Items from a dataset:
## Start

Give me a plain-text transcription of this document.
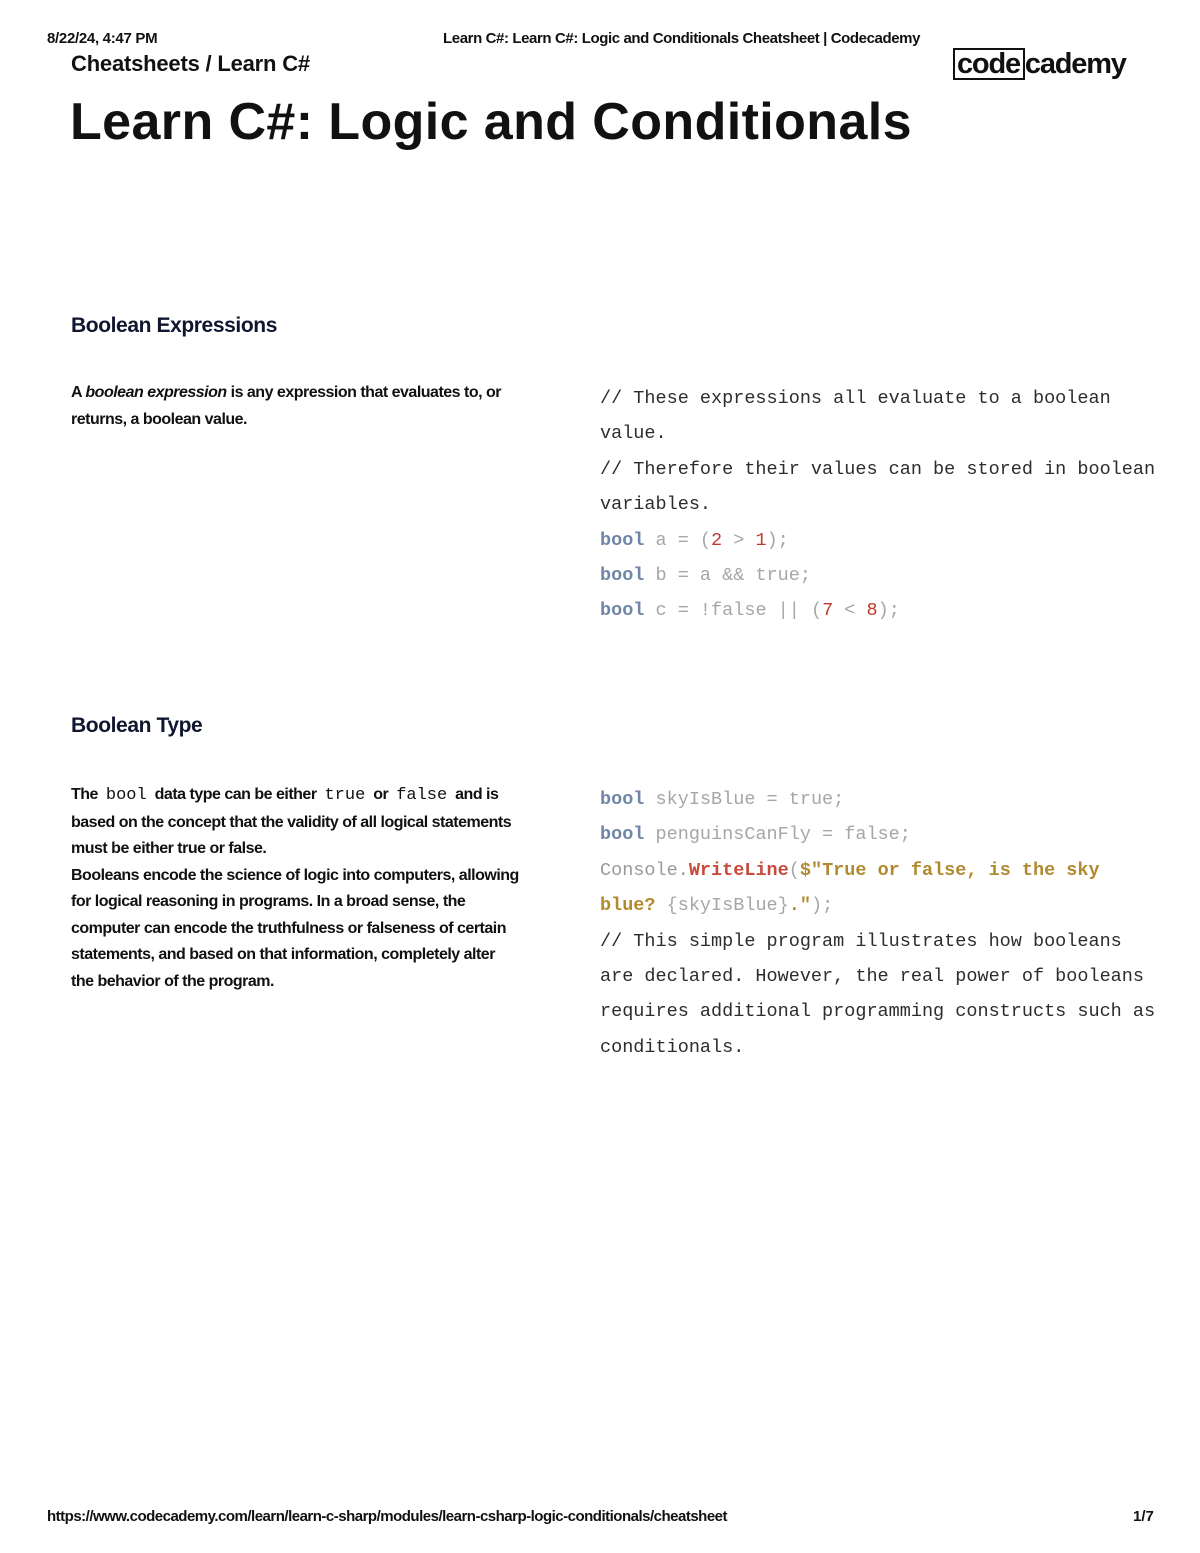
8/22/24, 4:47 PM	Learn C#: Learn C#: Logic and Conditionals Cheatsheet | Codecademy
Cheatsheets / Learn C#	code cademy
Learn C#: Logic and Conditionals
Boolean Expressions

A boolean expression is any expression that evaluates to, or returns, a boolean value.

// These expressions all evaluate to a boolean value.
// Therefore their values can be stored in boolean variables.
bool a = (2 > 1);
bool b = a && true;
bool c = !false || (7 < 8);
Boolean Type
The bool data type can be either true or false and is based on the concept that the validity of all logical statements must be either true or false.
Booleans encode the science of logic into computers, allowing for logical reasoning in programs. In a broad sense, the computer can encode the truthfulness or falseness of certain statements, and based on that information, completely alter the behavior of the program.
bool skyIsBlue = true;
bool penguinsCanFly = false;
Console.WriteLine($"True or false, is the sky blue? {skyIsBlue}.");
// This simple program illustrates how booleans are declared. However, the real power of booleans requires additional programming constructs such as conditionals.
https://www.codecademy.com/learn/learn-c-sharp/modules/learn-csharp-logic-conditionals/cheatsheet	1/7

## End
## Start

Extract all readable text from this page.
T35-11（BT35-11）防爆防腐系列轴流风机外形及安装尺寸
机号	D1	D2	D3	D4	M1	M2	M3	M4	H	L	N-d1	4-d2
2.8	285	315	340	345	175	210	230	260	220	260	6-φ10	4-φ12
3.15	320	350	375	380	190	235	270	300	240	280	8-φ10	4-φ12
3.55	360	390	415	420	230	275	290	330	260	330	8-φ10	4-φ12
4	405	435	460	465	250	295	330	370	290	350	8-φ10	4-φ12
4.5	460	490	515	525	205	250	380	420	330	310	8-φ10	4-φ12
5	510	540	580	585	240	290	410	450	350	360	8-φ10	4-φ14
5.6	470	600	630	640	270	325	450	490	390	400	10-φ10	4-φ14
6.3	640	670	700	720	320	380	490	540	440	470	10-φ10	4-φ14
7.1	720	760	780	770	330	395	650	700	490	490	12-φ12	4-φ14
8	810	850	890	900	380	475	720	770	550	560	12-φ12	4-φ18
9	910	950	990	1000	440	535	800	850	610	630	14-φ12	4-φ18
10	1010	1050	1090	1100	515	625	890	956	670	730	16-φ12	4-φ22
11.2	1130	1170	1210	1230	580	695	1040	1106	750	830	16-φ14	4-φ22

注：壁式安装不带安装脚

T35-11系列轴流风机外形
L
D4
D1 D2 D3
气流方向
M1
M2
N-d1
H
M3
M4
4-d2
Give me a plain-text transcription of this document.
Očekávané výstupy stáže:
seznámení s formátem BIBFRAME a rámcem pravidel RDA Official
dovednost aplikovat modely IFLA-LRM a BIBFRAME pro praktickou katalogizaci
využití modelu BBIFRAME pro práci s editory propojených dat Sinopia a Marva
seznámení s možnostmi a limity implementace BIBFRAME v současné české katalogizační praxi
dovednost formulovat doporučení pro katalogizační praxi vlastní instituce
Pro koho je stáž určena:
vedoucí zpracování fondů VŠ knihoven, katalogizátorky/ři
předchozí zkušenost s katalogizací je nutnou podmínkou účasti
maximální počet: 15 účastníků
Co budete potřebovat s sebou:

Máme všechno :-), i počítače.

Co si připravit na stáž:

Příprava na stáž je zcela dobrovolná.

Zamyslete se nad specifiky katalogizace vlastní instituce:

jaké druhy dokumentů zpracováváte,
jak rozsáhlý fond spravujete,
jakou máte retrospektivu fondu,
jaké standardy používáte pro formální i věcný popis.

## End

* **Task details**:
From the entries, copy out each line containing the word "jaké".

* **Written response**:
jaké druhy dokumentů zpracováváte,
jaké standardy používáte pro formální i věcný popis.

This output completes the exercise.